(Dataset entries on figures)
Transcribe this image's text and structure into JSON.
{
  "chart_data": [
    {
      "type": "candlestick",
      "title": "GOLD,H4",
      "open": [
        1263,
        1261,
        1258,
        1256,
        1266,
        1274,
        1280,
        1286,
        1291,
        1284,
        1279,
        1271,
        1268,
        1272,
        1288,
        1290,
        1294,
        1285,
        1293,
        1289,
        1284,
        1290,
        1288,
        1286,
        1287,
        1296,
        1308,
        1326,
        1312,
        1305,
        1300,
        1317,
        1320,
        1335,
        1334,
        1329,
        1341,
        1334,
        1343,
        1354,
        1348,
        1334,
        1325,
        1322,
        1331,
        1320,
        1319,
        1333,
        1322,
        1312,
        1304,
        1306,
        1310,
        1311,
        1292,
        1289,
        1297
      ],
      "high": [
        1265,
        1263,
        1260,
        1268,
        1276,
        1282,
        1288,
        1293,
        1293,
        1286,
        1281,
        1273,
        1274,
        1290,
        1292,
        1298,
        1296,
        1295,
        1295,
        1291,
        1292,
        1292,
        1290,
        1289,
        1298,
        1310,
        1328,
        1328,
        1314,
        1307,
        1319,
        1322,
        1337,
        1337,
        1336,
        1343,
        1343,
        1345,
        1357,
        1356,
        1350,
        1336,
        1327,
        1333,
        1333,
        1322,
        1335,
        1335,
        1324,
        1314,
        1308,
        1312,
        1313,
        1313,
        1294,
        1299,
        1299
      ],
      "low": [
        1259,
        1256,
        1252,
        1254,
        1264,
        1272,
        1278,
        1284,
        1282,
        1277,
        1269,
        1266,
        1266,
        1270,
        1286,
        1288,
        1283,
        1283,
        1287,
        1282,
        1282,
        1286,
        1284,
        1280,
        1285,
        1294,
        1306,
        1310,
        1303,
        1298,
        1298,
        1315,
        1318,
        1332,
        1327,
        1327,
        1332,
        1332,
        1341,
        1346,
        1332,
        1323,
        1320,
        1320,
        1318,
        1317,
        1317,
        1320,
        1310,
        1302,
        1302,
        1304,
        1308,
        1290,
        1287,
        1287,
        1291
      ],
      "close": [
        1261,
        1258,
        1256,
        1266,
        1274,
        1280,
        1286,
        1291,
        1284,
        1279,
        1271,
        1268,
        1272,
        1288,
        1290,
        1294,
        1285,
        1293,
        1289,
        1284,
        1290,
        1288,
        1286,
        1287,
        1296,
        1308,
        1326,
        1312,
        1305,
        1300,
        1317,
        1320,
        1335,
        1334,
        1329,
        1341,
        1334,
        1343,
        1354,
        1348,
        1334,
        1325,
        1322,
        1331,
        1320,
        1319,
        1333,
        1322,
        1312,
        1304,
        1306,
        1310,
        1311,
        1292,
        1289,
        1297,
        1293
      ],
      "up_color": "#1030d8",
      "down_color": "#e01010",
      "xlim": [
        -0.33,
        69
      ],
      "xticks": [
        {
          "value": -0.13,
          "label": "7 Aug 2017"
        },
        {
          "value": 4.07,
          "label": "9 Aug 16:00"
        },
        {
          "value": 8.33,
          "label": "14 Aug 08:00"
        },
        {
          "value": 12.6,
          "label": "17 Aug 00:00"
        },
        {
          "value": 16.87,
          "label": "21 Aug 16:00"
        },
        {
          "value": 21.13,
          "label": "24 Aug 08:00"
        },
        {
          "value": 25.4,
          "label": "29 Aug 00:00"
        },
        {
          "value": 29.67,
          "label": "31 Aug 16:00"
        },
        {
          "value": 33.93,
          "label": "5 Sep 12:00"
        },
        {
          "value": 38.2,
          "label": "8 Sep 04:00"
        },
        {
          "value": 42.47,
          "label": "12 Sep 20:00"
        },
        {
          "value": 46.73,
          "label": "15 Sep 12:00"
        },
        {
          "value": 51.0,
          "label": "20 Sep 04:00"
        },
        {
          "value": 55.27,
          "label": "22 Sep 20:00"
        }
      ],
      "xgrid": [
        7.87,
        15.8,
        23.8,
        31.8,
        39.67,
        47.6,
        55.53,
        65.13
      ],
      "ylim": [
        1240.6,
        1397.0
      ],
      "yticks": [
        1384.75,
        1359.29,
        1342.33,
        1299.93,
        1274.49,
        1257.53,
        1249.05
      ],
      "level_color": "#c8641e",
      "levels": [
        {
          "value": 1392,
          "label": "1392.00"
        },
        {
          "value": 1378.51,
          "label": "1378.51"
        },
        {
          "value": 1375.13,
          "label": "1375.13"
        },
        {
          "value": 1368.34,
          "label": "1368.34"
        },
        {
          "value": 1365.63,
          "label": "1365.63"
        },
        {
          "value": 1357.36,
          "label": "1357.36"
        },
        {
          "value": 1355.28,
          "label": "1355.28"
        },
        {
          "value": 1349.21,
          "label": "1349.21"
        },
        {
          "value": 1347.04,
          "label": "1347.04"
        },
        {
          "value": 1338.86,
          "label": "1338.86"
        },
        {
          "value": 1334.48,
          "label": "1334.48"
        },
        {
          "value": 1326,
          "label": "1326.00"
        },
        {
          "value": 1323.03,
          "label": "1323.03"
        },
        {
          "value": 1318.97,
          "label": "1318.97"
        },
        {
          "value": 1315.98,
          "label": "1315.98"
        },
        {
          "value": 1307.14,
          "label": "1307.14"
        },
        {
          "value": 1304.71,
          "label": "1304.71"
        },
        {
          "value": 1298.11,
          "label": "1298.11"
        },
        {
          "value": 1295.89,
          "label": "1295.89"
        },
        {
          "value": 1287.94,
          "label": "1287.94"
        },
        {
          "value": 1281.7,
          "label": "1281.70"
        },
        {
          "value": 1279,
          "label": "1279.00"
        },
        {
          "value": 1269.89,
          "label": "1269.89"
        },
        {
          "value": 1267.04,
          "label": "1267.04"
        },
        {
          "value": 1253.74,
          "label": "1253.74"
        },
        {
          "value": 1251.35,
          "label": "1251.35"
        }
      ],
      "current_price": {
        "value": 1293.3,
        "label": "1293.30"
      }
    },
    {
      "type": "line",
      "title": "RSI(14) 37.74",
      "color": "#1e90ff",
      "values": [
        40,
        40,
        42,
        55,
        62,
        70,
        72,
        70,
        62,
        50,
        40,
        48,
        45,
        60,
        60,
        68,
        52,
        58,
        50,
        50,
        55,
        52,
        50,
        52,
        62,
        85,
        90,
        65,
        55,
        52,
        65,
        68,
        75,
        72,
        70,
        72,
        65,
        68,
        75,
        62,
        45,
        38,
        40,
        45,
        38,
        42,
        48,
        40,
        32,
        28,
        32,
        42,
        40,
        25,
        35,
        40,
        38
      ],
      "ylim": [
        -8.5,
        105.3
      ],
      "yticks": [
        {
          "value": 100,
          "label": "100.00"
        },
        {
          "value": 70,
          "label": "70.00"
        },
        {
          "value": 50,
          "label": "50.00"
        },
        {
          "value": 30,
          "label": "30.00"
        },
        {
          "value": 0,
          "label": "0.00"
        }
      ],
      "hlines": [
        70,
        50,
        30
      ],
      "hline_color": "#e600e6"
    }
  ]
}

WRITTEN TASK –
Write out the full set of records exactly as given.

EXERCISE RESPONSE –
Transcribe this image's text and structure into JSON.
{
  "chart_data": [
    {
      "type": "candlestick",
      "title": "GOLD,H4",
      "open": [
        1263,
        1261,
        1258,
        1256,
        1266,
        1274,
        1280,
        1286,
        1291,
        1284,
        1279,
        1271,
        1268,
        1272,
        1288,
        1290,
        1294,
        1285,
        1293,
        1289,
        1284,
        1290,
        1288,
        1286,
        1287,
        1296,
        1308,
        1326,
        1312,
        1305,
        1300,
        1317,
        1320,
        1335,
        1334,
        1329,
        1341,
        1334,
        1343,
        1354,
        1348,
        1334,
        1325,
        1322,
        1331,
        1320,
        1319,
        1333,
        1322,
        1312,
        1304,
        1306,
        1310,
        1311,
        1292,
        1289,
        1297
      ],
      "high": [
        1265,
        1263,
        1260,
        1268,
        1276,
        1282,
        1288,
        1293,
        1293,
        1286,
        1281,
        1273,
        1274,
        1290,
        1292,
        1298,
        1296,
        1295,
        1295,
        1291,
        1292,
        1292,
        1290,
        1289,
        1298,
        1310,
        1328,
        1328,
        1314,
        1307,
        1319,
        1322,
        1337,
        1337,
        1336,
        1343,
        1343,
        1345,
        1357,
        1356,
        1350,
        1336,
        1327,
        1333,
        1333,
        1322,
        1335,
        1335,
        1324,
        1314,
        1308,
        1312,
        1313,
        1313,
        1294,
        1299,
        1299
      ],
      "low": [
        1259,
        1256,
        1252,
        1254,
        1264,
        1272,
        1278,
        1284,
        1282,
        1277,
        1269,
        1266,
        1266,
        1270,
        1286,
        1288,
        1283,
        1283,
        1287,
        1282,
        1282,
        1286,
        1284,
        1280,
        1285,
        1294,
        1306,
        1310,
        1303,
        1298,
        1298,
        1315,
        1318,
        1332,
        1327,
        1327,
        1332,
        1332,
        1341,
        1346,
        1332,
        1323,
        1320,
        1320,
        1318,
        1317,
        1317,
        1320,
        1310,
        1302,
        1302,
        1304,
        1308,
        1290,
        1287,
        1287,
        1291
      ],
      "close": [
        1261,
        1258,
        1256,
        1266,
        1274,
        1280,
        1286,
        1291,
        1284,
        1279,
        1271,
        1268,
        1272,
        1288,
        1290,
        1294,
        1285,
        1293,
        1289,
        1284,
        1290,
        1288,
        1286,
        1287,
        1296,
        1308,
        1326,
        1312,
        1305,
        1300,
        1317,
        1320,
        1335,
        1334,
        1329,
        1341,
        1334,
        1343,
        1354,
        1348,
        1334,
        1325,
        1322,
        1331,
        1320,
        1319,
        1333,
        1322,
        1312,
        1304,
        1306,
        1310,
        1311,
        1292,
        1289,
        1297,
        1293
      ],
      "up_color": "#1030d8",
      "down_color": "#e01010",
      "xlim": [
        -0.33,
        69
      ],
      "xticks": [
        {
          "value": -0.13,
          "label": "7 Aug 2017"
        },
        {
          "value": 4.07,
          "label": "9 Aug 16:00"
        },
        {
          "value": 8.33,
          "label": "14 Aug 08:00"
        },
        {
          "value": 12.6,
          "label": "17 Aug 00:00"
        },
        {
          "value": 16.87,
          "label": "21 Aug 16:00"
        },
        {
          "value": 21.13,
          "label": "24 Aug 08:00"
        },
        {
          "value": 25.4,
          "label": "29 Aug 00:00"
        },
        {
          "value": 29.67,
          "label": "31 Aug 16:00"
        },
        {
          "value": 33.93,
          "label": "5 Sep 12:00"
        },
        {
          "value": 38.2,
          "label": "8 Sep 04:00"
        },
        {
          "value": 42.47,
          "label": "12 Sep 20:00"
        },
        {
          "value": 46.73,
          "label": "15 Sep 12:00"
        },
        {
          "value": 51.0,
          "label": "20 Sep 04:00"
        },
        {
          "value": 55.27,
          "label": "22 Sep 20:00"
        }
      ],
      "xgrid": [
        7.87,
        15.8,
        23.8,
        31.8,
        39.67,
        47.6,
        55.53,
        65.13
      ],
      "ylim": [
        1240.6,
        1397.0
      ],
      "yticks": [
        1384.75,
        1359.29,
        1342.33,
        1299.93,
        1274.49,
        1257.53,
        1249.05
      ],
      "level_color": "#c8641e",
      "levels": [
        {
          "value": 1392,
          "label": "1392.00"
        },
        {
          "value": 1378.51,
          "label": "1378.51"
        },
        {
          "value": 1375.13,
          "label": "1375.13"
        },
        {
          "value": 1368.34,
          "label": "1368.34"
        },
        {
          "value": 1365.63,
          "label": "1365.63"
        },
        {
          "value": 1357.36,
          "label": "1357.36"
        },
        {
          "value": 1355.28,
          "label": "1355.28"
        },
        {
          "value": 1349.21,
          "label": "1349.21"
        },
        {
          "value": 1347.04,
          "label": "1347.04"
        },
        {
          "value": 1338.86,
          "label": "1338.86"
        },
        {
          "value": 1334.48,
          "label": "1334.48"
        },
        {
          "value": 1326,
          "label": "1326.00"
        },
        {
          "value": 1323.03,
          "label": "1323.03"
        },
        {
          "value": 1318.97,
          "label": "1318.97"
        },
        {
          "value": 1315.98,
          "label": "1315.98"
        },
        {
          "value": 1307.14,
          "label": "1307.14"
        },
        {
          "value": 1304.71,
          "label": "1304.71"
        },
        {
          "value": 1298.11,
          "label": "1298.11"
        },
        {
          "value": 1295.89,
          "label": "1295.89"
        },
        {
          "value": 1287.94,
          "label": "1287.94"
        },
        {
          "value": 1281.7,
          "label": "1281.70"
        },
        {
          "value": 1279,
          "label": "1279.00"
        },
        {
          "value": 1269.89,
          "label": "1269.89"
        },
        {
          "value": 1267.04,
          "label": "1267.04"
        },
        {
          "value": 1253.74,
          "label": "1253.74"
        },
        {
          "value": 1251.35,
          "label": "1251.35"
        }
      ],
      "current_price": {
        "value": 1293.3,
        "label": "1293.30"
      }
    },
    {
      "type": "line",
      "title": "RSI(14) 37.74",
      "color": "#1e90ff",
      "values": [
        40,
        40,
        42,
        55,
        62,
        70,
        72,
        70,
        62,
        50,
        40,
        48,
        45,
        60,
        60,
        68,
        52,
        58,
        50,
        50,
        55,
        52,
        50,
        52,
        62,
        85,
        90,
        65,
        55,
        52,
        65,
        68,
        75,
        72,
        70,
        72,
        65,
        68,
        75,
        62,
        45,
        38,
        40,
        45,
        38,
        42,
        48,
        40,
        32,
        28,
        32,
        42,
        40,
        25,
        35,
        40,
        38
      ],
      "ylim": [
        -8.5,
        105.3
      ],
      "yticks": [
        {
          "value": 100,
          "label": "100.00"
        },
        {
          "value": 70,
          "label": "70.00"
        },
        {
          "value": 50,
          "label": "50.00"
        },
        {
          "value": 30,
          "label": "30.00"
        },
        {
          "value": 0,
          "label": "0.00"
        }
      ],
      "hlines": [
        70,
        50,
        30
      ],
      "hline_color": "#e600e6"
    }
  ]
}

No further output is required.